• PROBLEM:
Gather from the listing below each line that includes the word "nonmetro", and copy it.

━━━━━━━━

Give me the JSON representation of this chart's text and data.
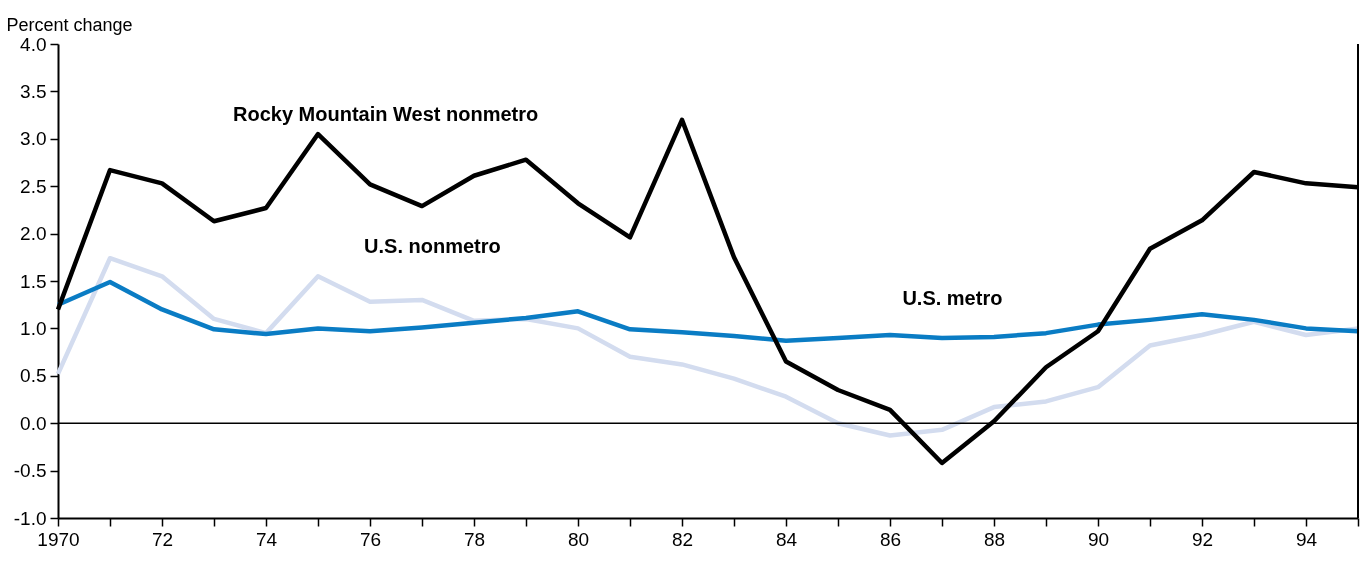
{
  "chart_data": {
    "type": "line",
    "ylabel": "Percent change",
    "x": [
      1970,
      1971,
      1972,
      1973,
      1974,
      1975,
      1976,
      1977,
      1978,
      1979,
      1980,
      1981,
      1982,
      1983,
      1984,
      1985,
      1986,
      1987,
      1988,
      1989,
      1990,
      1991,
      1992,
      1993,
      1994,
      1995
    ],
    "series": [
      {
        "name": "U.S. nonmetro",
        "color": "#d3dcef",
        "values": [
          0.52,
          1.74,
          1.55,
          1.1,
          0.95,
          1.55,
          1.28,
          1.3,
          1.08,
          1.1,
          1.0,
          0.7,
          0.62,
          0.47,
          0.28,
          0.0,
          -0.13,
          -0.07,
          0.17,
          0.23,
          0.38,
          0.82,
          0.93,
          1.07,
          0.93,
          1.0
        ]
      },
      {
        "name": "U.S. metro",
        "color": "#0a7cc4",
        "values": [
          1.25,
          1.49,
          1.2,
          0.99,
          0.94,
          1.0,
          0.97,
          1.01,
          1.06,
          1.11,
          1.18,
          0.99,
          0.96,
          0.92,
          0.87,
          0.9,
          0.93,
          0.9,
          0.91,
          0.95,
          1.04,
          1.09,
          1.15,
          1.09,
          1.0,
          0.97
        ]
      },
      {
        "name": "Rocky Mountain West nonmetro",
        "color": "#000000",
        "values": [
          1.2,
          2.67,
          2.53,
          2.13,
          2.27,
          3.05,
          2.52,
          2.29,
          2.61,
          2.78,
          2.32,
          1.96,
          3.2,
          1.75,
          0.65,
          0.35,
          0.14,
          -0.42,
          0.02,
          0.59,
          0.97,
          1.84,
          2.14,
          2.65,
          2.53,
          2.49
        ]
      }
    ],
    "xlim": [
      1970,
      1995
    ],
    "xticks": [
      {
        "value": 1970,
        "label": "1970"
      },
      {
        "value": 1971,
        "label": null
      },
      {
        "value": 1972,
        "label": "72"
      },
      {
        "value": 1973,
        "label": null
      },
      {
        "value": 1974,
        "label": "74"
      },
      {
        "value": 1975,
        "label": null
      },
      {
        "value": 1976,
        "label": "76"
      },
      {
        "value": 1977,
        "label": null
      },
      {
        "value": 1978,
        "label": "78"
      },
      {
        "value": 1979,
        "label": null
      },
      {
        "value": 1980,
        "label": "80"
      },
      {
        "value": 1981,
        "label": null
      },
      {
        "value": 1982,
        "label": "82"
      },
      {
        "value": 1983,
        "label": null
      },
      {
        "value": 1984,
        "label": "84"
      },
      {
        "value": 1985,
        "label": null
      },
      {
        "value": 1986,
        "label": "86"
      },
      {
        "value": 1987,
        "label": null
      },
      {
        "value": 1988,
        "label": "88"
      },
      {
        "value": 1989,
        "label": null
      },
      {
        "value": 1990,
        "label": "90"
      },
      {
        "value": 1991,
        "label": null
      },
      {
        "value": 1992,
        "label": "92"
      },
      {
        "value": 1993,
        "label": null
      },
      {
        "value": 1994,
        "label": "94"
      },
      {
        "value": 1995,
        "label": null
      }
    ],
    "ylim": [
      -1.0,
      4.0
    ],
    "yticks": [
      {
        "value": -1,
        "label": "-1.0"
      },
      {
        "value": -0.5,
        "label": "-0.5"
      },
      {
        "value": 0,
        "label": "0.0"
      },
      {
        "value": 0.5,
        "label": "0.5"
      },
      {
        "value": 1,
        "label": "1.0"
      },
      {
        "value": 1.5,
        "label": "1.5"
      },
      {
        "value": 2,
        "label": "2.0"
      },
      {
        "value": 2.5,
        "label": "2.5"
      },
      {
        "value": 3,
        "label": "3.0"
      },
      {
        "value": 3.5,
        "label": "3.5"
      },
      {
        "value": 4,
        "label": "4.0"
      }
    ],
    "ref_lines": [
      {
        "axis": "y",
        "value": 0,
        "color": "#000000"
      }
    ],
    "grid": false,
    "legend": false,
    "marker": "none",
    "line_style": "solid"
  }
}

━━━━━━━━

• ANSWER IN FULL:
        "name": "U.S. nonmetro",
        "name": "Rocky Mountain West nonmetro",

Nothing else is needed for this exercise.